**Task instructions:** Whenever a line below holds the word "Dekadenmittel", copy that line.
---------- Dataset extract
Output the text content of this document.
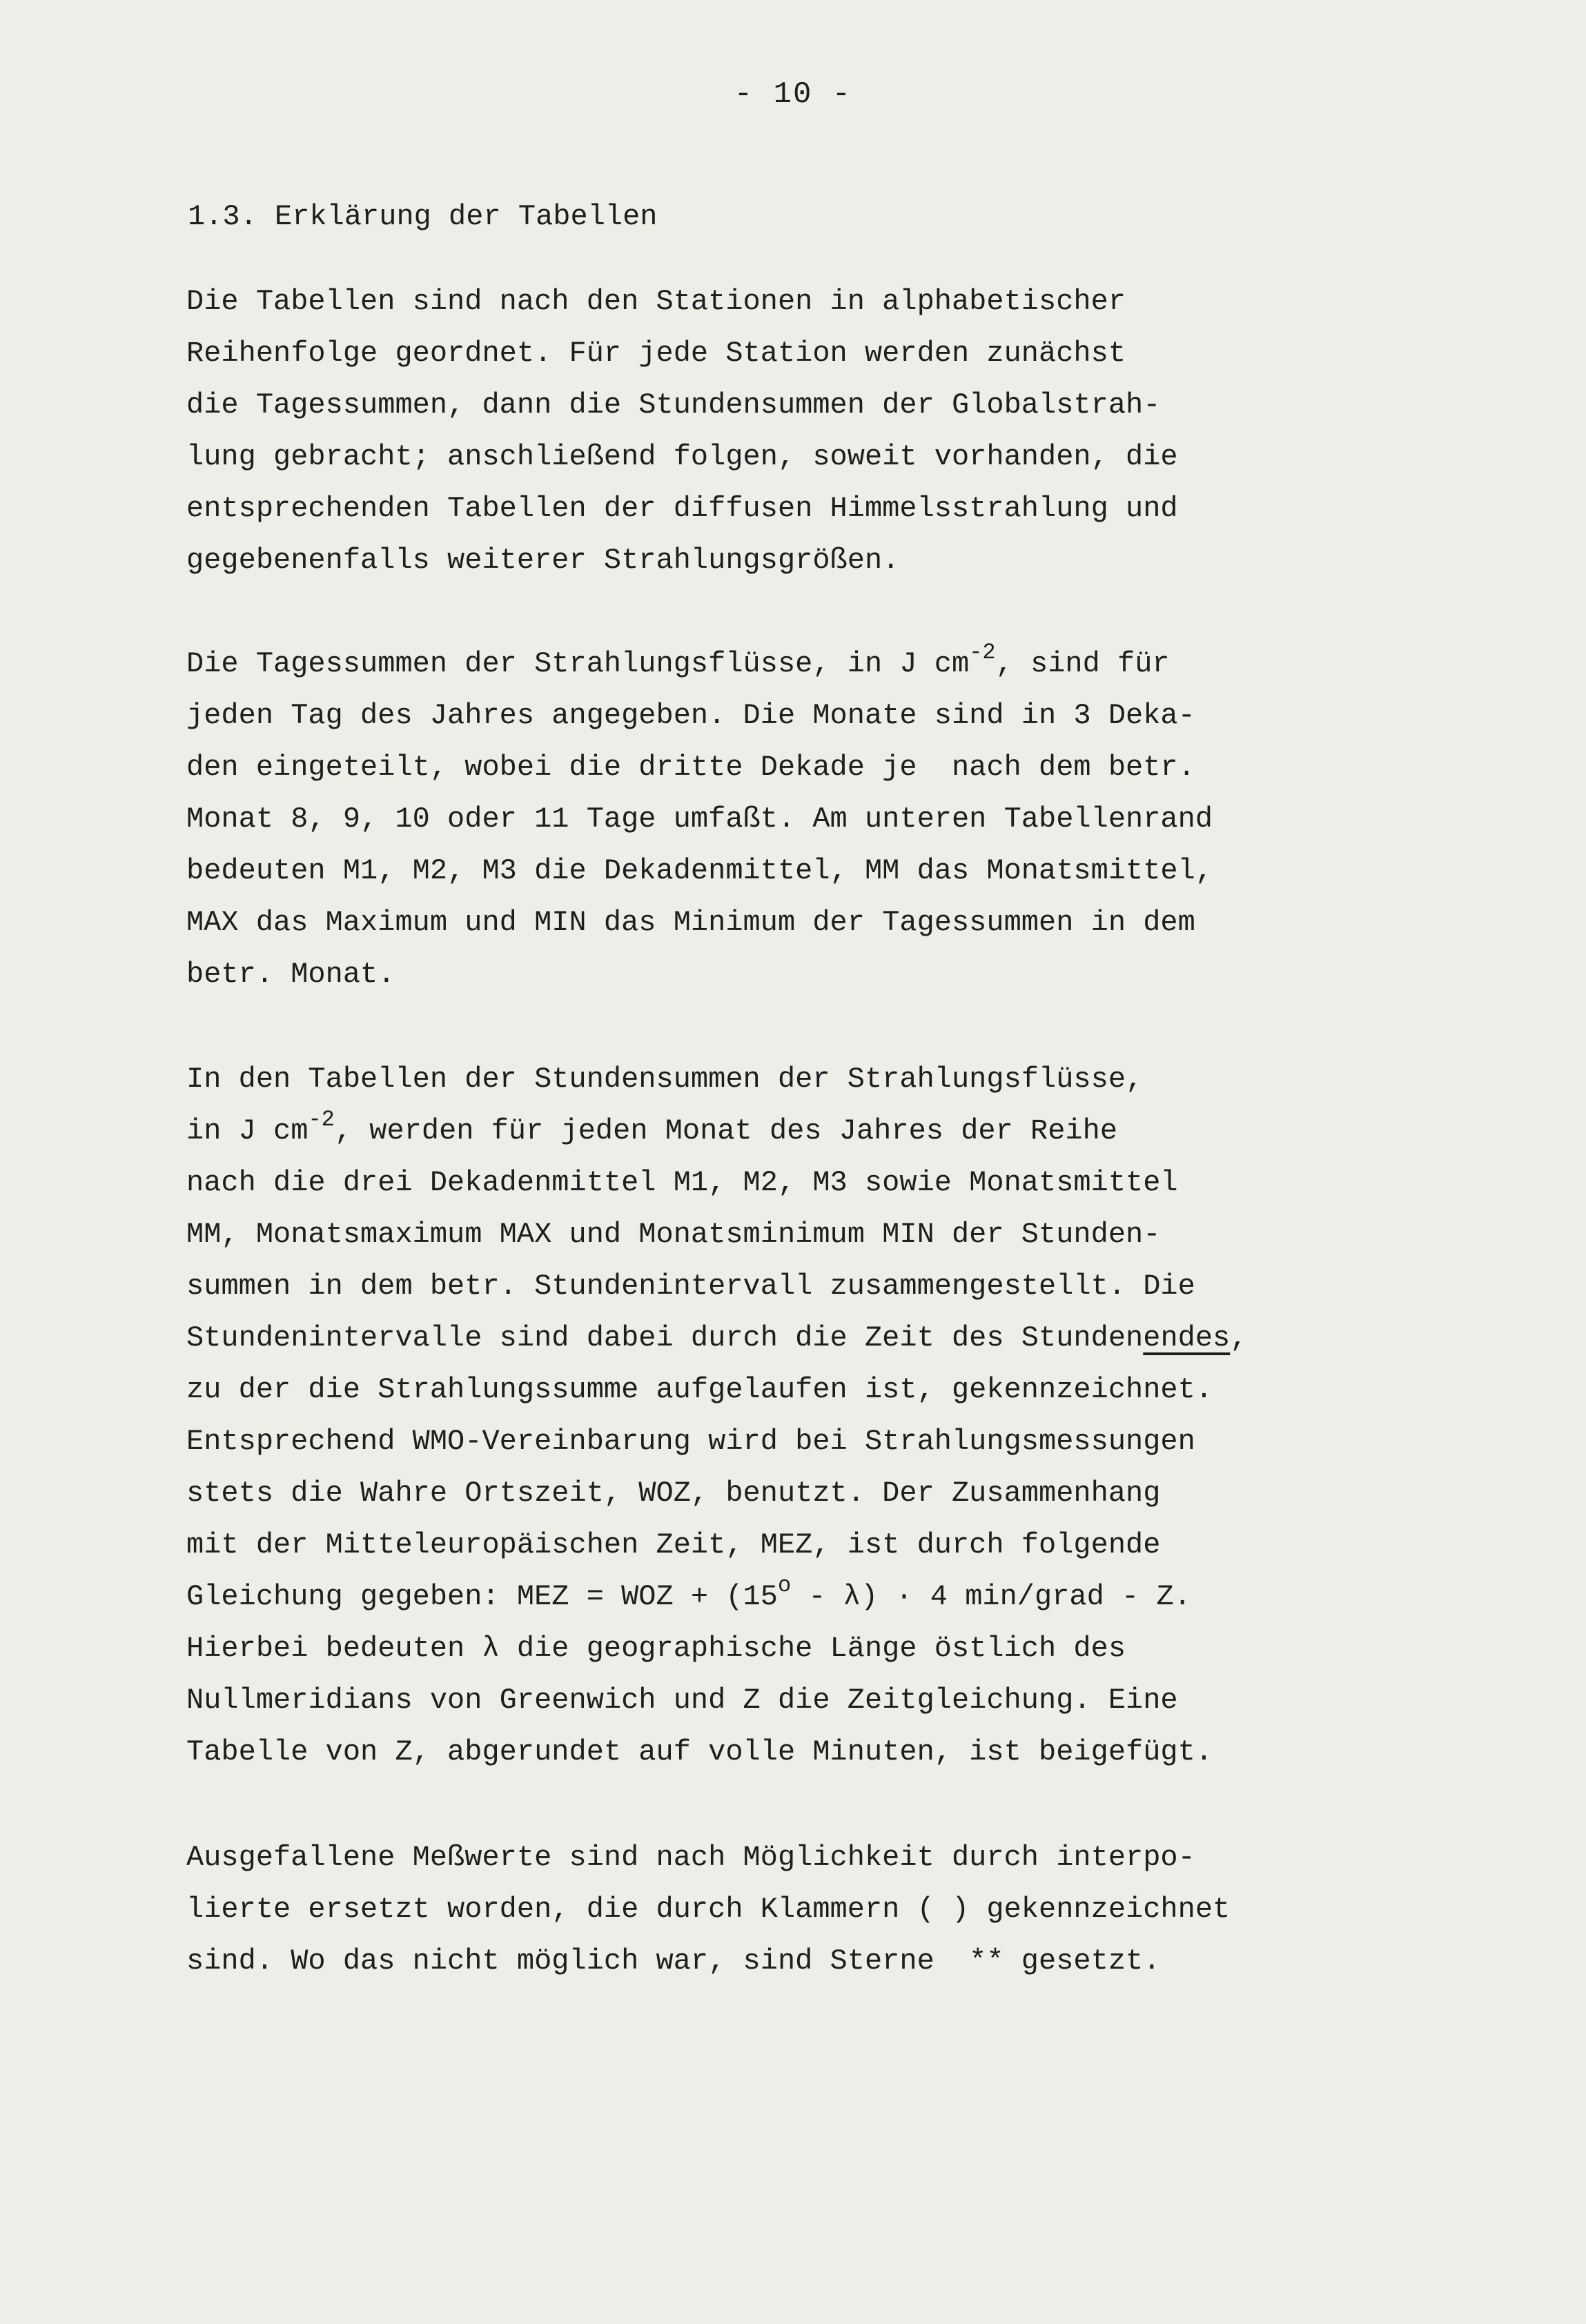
- 10 -
1.3. Erklärung der Tabellen
Die Tabellen sind nach den Stationen in alphabetischer
Reihenfolge geordnet. Für jede Station werden zunächst
die Tagessummen, dann die Stundensummen der Globalstrah-
lung gebracht; anschließend folgen, soweit vorhanden, die
entsprechenden Tabellen der diffusen Himmelsstrahlung und
gegebenenfalls weiterer Strahlungsgrößen.
Die Tagessummen der Strahlungsflüsse, in J $cm^{-2}$, sind für
jeden Tag des Jahres angegeben. Die Monate sind in 3 Deka-
den eingeteilt, wobei die dritte Dekade je  nach dem betr.
Monat 8, 9, 10 oder 11 Tage umfaßt. Am unteren Tabellenrand
bedeuten M1, M2, M3 die Dekadenmittel, MM das Monatsmittel,
MAX das Maximum und MIN das Minimum der Tagessummen in dem
betr. Monat.
In den Tabellen der Stundensummen der Strahlungsflüsse,
in J $cm^{-2}$, werden für jeden Monat des Jahres der Reihe
nach die drei Dekadenmittel M1, M2, M3 sowie Monatsmittel
MM, Monatsmaximum MAX und Monatsminimum MIN der Stunden-
summen in dem betr. Stundenintervall zusammengestellt. Die
Stundenintervalle sind dabei durch die Zeit des Stundenendes,
zu der die Strahlungssumme aufgelaufen ist, gekennzeichnet.
Entsprechend WMO-Vereinbarung wird bei Strahlungsmessungen
stets die Wahre Ortszeit, WOZ, benutzt. Der Zusammenhang
mit der Mitteleuropäischen Zeit, MEZ, ist durch folgende
Gleichung gegeben: MEZ = WOZ + $(15^o - \lambda) \cdot 4$ min/grad - Z.
Hierbei bedeuten λ die geographische Länge östlich des
Nullmeridians von Greenwich und Z die Zeitgleichung. Eine
Tabelle von Z, abgerundet auf volle Minuten, ist beigefügt.
Ausgefallene Meßwerte sind nach Möglichkeit durch interpo-
lierte ersetzt worden, die durch Klammern ( ) gekennzeichnet
sind. Wo das nicht möglich war, sind Sterne  ** gesetzt.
--------------------
**The reply:**
bedeuten M1, M2, M3 die Dekadenmittel, MM das Monatsmittel,
nach die drei Dekadenmittel M1, M2, M3 sowie Monatsmittel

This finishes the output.